THE EXERCISE:
What follows is a set of records; repeat all of them exactly.

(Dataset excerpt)
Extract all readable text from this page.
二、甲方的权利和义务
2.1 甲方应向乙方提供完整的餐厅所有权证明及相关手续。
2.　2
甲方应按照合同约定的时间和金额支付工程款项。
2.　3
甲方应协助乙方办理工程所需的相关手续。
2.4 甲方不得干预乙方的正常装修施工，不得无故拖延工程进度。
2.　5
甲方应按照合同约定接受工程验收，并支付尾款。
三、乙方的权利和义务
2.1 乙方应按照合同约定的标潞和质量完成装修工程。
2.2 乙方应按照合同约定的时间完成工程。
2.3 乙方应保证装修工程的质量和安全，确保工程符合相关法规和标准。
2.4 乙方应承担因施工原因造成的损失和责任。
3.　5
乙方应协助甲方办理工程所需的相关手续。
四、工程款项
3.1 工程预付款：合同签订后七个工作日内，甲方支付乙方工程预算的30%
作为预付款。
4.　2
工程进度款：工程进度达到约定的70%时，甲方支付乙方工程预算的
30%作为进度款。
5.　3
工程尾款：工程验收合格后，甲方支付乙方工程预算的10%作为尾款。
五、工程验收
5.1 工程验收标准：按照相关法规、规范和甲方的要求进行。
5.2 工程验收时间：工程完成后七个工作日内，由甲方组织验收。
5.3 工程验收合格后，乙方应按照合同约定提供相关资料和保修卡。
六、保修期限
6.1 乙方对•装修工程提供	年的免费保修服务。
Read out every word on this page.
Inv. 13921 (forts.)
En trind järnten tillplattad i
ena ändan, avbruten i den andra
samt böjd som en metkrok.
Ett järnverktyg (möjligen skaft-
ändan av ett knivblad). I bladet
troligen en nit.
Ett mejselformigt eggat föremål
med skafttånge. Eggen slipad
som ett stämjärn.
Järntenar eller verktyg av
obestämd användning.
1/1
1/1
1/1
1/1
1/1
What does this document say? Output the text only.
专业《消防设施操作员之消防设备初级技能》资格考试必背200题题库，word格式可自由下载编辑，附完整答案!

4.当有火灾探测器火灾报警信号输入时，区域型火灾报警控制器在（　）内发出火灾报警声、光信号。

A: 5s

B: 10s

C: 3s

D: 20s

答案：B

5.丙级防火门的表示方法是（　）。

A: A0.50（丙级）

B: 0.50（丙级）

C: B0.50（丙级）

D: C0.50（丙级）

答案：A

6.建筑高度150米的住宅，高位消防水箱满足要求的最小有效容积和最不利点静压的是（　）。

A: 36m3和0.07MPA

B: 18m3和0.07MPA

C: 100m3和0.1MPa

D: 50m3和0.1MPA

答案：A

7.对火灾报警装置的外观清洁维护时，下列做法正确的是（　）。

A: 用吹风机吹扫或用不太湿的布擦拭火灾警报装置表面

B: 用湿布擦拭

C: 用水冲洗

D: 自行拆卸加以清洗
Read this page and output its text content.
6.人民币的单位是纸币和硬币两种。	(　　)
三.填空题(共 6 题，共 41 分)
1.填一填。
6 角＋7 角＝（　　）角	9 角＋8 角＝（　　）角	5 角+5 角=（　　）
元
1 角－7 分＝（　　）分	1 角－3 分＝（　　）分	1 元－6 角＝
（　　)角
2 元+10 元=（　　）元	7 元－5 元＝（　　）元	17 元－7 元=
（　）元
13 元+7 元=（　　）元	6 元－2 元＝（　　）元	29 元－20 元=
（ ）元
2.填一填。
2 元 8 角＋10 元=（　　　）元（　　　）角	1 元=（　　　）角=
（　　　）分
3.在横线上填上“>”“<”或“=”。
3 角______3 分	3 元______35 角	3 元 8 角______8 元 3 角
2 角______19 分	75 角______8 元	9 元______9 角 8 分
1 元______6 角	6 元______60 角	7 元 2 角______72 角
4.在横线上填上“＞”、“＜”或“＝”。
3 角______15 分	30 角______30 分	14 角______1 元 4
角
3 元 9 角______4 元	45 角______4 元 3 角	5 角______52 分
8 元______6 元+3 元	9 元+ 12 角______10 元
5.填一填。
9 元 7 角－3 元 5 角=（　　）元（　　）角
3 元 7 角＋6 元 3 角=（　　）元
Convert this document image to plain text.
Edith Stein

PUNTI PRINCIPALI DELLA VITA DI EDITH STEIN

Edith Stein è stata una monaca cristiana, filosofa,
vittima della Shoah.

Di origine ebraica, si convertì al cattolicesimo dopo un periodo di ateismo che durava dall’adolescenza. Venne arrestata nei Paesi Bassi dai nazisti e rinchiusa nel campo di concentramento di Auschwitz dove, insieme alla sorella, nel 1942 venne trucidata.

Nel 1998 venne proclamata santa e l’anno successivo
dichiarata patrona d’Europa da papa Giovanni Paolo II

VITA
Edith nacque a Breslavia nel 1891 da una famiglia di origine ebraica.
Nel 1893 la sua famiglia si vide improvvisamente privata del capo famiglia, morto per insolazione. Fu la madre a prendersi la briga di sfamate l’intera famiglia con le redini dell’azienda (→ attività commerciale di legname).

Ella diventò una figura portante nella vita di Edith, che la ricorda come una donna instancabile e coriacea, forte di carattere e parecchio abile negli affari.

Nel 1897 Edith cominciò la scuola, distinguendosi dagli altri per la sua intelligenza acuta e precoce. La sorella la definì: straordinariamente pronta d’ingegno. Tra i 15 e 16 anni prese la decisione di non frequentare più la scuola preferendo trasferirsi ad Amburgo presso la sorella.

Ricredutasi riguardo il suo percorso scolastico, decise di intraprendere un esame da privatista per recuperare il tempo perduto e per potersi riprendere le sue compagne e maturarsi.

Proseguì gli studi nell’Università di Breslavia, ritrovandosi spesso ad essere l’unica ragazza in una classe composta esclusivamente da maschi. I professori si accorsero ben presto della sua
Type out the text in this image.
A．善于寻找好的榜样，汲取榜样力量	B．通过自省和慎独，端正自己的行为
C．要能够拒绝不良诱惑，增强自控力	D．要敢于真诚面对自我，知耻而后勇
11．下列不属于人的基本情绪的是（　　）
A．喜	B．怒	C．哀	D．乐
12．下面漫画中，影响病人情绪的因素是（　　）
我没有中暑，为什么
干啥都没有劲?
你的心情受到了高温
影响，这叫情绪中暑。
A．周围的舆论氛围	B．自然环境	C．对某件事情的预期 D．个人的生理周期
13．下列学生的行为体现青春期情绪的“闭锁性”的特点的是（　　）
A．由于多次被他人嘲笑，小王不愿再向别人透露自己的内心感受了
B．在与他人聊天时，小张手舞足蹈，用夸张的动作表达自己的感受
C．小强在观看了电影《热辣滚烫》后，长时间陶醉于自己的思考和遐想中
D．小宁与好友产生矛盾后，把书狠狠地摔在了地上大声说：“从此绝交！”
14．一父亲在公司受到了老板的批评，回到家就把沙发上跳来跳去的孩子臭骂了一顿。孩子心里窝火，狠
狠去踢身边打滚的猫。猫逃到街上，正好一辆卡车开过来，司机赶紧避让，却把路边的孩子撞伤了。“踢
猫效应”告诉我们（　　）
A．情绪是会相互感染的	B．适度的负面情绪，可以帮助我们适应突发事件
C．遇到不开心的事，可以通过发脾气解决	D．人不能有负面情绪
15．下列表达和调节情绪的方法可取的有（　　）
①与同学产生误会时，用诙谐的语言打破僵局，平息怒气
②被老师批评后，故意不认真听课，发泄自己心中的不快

ANSWER TO THIS TASK:
Extract all readable text from this page.
二、甲方的权利和义务
2.1 甲方应向乙方提供完整的餐厅所有权证明及相关手续。
2.　2
甲方应按照合同约定的时间和金额支付工程款项。
2.　3
甲方应协助乙方办理工程所需的相关手续。
2.4 甲方不得干预乙方的正常装修施工，不得无故拖延工程进度。
2.　5
甲方应按照合同约定接受工程验收，并支付尾款。
三、乙方的权利和义务
2.1 乙方应按照合同约定的标潞和质量完成装修工程。
2.2 乙方应按照合同约定的时间完成工程。
2.3 乙方应保证装修工程的质量和安全，确保工程符合相关法规和标准。
2.4 乙方应承担因施工原因造成的损失和责任。
3.　5
乙方应协助甲方办理工程所需的相关手续。
四、工程款项
3.1 工程预付款：合同签订后七个工作日内，甲方支付乙方工程预算的30%
作为预付款。
4.　2
工程进度款：工程进度达到约定的70%时，甲方支付乙方工程预算的
30%作为进度款。
5.　3
工程尾款：工程验收合格后，甲方支付乙方工程预算的10%作为尾款。
五、工程验收
5.1 工程验收标准：按照相关法规、规范和甲方的要求进行。
5.2 工程验收时间：工程完成后七个工作日内，由甲方组织验收。
5.3 工程验收合格后，乙方应按照合同约定提供相关资料和保修卡。
六、保修期限
6.1 乙方对•装修工程提供	年的免费保修服务。
Read out every word on this page.
Inv. 13921 (forts.)
En trind järnten tillplattad i
ena ändan, avbruten i den andra
samt böjd som en metkrok.
Ett järnverktyg (möjligen skaft-
ändan av ett knivblad). I bladet
troligen en nit.
Ett mejselformigt eggat föremål
med skafttånge. Eggen slipad
som ett stämjärn.
Järntenar eller verktyg av
obestämd användning.
1/1
1/1
1/1
1/1
1/1
What does this document say? Output the text only.
专业《消防设施操作员之消防设备初级技能》资格考试必背200题题库，word格式可自由下载编辑，附完整答案!

4.当有火灾探测器火灾报警信号输入时，区域型火灾报警控制器在（　）内发出火灾报警声、光信号。

A: 5s

B: 10s

C: 3s

D: 20s

答案：B

5.丙级防火门的表示方法是（　）。

A: A0.50（丙级）

B: 0.50（丙级）

C: B0.50（丙级）

D: C0.50（丙级）

答案：A

6.建筑高度150米的住宅，高位消防水箱满足要求的最小有效容积和最不利点静压的是（　）。

A: 36m3和0.07MPA

B: 18m3和0.07MPA

C: 100m3和0.1MPa

D: 50m3和0.1MPA

答案：A

7.对火灾报警装置的外观清洁维护时，下列做法正确的是（　）。

A: 用吹风机吹扫或用不太湿的布擦拭火灾警报装置表面

B: 用湿布擦拭

C: 用水冲洗

D: 自行拆卸加以清洗
Read this page and output its text content.
6.人民币的单位是纸币和硬币两种。	(　　)
三.填空题(共 6 题，共 41 分)
1.填一填。
6 角＋7 角＝（　　）角	9 角＋8 角＝（　　）角	5 角+5 角=（　　）
元
1 角－7 分＝（　　）分	1 角－3 分＝（　　）分	1 元－6 角＝
（　　)角
2 元+10 元=（　　）元	7 元－5 元＝（　　）元	17 元－7 元=
（　）元
13 元+7 元=（　　）元	6 元－2 元＝（　　）元	29 元－20 元=
（ ）元
2.填一填。
2 元 8 角＋10 元=（　　　）元（　　　）角	1 元=（　　　）角=
（　　　）分
3.在横线上填上“>”“<”或“=”。
3 角______3 分	3 元______35 角	3 元 8 角______8 元 3 角
2 角______19 分	75 角______8 元	9 元______9 角 8 分
1 元______6 角	6 元______60 角	7 元 2 角______72 角
4.在横线上填上“＞”、“＜”或“＝”。
3 角______15 分	30 角______30 分	14 角______1 元 4
角
3 元 9 角______4 元	45 角______4 元 3 角	5 角______52 分
8 元______6 元+3 元	9 元+ 12 角______10 元
5.填一填。
9 元 7 角－3 元 5 角=（　　）元（　　）角
3 元 7 角＋6 元 3 角=（　　）元
Convert this document image to plain text.
Edith Stein

PUNTI PRINCIPALI DELLA VITA DI EDITH STEIN

Edith Stein è stata una monaca cristiana, filosofa,
vittima della Shoah.

Di origine ebraica, si convertì al cattolicesimo dopo un periodo di ateismo che durava dall’adolescenza. Venne arrestata nei Paesi Bassi dai nazisti e rinchiusa nel campo di concentramento di Auschwitz dove, insieme alla sorella, nel 1942 venne trucidata.

Nel 1998 venne proclamata santa e l’anno successivo
dichiarata patrona d’Europa da papa Giovanni Paolo II

VITA
Edith nacque a Breslavia nel 1891 da una famiglia di origine ebraica.
Nel 1893 la sua famiglia si vide improvvisamente privata del capo famiglia, morto per insolazione. Fu la madre a prendersi la briga di sfamate l’intera famiglia con le redini dell’azienda (→ attività commerciale di legname).

Ella diventò una figura portante nella vita di Edith, che la ricorda come una donna instancabile e coriacea, forte di carattere e parecchio abile negli affari.

Nel 1897 Edith cominciò la scuola, distinguendosi dagli altri per la sua intelligenza acuta e precoce. La sorella la definì: straordinariamente pronta d’ingegno. Tra i 15 e 16 anni prese la decisione di non frequentare più la scuola preferendo trasferirsi ad Amburgo presso la sorella.

Ricredutasi riguardo il suo percorso scolastico, decise di intraprendere un esame da privatista per recuperare il tempo perduto e per potersi riprendere le sue compagne e maturarsi.

Proseguì gli studi nell’Università di Breslavia, ritrovandosi spesso ad essere l’unica ragazza in una classe composta esclusivamente da maschi. I professori si accorsero ben presto della sua
Type out the text in this image.
A．善于寻找好的榜样，汲取榜样力量	B．通过自省和慎独，端正自己的行为
C．要能够拒绝不良诱惑，增强自控力	D．要敢于真诚面对自我，知耻而后勇
11．下列不属于人的基本情绪的是（　　）
A．喜	B．怒	C．哀	D．乐
12．下面漫画中，影响病人情绪的因素是（　　）
我没有中暑，为什么
干啥都没有劲?
你的心情受到了高温
影响，这叫情绪中暑。
A．周围的舆论氛围	B．自然环境	C．对某件事情的预期 D．个人的生理周期
13．下列学生的行为体现青春期情绪的“闭锁性”的特点的是（　　）
A．由于多次被他人嘲笑，小王不愿再向别人透露自己的内心感受了
B．在与他人聊天时，小张手舞足蹈，用夸张的动作表达自己的感受
C．小强在观看了电影《热辣滚烫》后，长时间陶醉于自己的思考和遐想中
D．小宁与好友产生矛盾后，把书狠狠地摔在了地上大声说：“从此绝交！”
14．一父亲在公司受到了老板的批评，回到家就把沙发上跳来跳去的孩子臭骂了一顿。孩子心里窝火，狠
狠去踢身边打滚的猫。猫逃到街上，正好一辆卡车开过来，司机赶紧避让，却把路边的孩子撞伤了。“踢
猫效应”告诉我们（　　）
A．情绪是会相互感染的	B．适度的负面情绪，可以帮助我们适应突发事件
C．遇到不开心的事，可以通过发脾气解决	D．人不能有负面情绪
15．下列表达和调节情绪的方法可取的有（　　）
①与同学产生误会时，用诙谐的语言打破僵局，平息怒气
②被老师批评后，故意不认真听课，发泄自己心中的不快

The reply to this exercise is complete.